-------- Stored rows --------

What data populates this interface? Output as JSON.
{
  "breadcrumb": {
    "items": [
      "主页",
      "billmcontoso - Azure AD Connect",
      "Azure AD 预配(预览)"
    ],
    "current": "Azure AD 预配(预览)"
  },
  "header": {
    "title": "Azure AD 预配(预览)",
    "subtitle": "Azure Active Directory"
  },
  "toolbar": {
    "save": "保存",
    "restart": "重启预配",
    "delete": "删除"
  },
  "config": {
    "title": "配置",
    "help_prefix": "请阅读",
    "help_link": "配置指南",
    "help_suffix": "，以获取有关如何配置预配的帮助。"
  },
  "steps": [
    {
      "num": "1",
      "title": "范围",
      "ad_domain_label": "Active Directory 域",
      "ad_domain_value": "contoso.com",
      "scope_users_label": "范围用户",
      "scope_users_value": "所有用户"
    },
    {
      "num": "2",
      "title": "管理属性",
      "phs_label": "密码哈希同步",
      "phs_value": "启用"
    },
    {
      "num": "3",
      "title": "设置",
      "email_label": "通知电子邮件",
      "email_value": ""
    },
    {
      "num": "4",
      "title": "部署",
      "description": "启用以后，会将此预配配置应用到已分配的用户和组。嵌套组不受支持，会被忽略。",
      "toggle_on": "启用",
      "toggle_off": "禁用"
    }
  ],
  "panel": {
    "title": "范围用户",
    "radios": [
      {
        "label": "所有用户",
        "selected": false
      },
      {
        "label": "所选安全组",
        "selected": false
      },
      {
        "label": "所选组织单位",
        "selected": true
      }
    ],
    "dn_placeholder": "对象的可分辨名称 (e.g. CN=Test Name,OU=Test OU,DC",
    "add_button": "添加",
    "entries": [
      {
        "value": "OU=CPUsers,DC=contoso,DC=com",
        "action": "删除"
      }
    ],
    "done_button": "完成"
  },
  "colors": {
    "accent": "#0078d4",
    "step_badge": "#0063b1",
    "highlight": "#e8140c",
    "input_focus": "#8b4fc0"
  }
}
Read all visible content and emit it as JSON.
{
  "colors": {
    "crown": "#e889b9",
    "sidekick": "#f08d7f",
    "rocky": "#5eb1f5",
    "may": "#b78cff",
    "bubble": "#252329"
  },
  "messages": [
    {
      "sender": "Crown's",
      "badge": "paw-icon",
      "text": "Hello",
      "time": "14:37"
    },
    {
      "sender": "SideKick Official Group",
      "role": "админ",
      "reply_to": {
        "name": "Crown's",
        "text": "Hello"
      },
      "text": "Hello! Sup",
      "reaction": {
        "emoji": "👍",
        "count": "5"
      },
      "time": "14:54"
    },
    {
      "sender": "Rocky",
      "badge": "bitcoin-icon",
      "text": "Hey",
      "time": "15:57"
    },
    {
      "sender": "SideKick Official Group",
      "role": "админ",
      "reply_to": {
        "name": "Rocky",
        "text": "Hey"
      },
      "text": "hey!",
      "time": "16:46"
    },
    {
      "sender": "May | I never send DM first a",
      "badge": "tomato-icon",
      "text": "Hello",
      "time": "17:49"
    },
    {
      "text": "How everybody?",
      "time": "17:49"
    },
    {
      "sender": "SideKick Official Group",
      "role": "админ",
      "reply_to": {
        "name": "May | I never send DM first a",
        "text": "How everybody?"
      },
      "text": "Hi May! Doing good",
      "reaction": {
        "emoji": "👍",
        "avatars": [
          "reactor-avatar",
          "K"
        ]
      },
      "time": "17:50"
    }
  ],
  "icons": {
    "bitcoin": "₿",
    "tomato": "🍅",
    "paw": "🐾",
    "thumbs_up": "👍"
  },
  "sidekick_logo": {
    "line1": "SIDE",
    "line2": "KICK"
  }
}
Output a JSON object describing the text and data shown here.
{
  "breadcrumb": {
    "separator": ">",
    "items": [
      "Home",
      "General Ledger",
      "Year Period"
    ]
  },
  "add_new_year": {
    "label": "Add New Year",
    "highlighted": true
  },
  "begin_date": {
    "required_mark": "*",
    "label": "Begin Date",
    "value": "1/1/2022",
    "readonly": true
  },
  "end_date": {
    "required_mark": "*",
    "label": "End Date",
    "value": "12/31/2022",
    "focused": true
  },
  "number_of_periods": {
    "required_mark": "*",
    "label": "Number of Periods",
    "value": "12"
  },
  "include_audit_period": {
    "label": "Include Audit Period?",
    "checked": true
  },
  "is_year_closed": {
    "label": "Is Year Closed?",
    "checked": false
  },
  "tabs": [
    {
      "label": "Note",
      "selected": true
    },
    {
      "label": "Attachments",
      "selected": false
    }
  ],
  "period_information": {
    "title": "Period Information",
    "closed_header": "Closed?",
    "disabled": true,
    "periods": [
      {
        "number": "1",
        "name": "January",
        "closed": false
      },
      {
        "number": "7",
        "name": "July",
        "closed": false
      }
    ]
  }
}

--------

Exercise directions
Every line that holds the word "selected" counts once; state the total number of such lines and nothing else.

Exercise output
5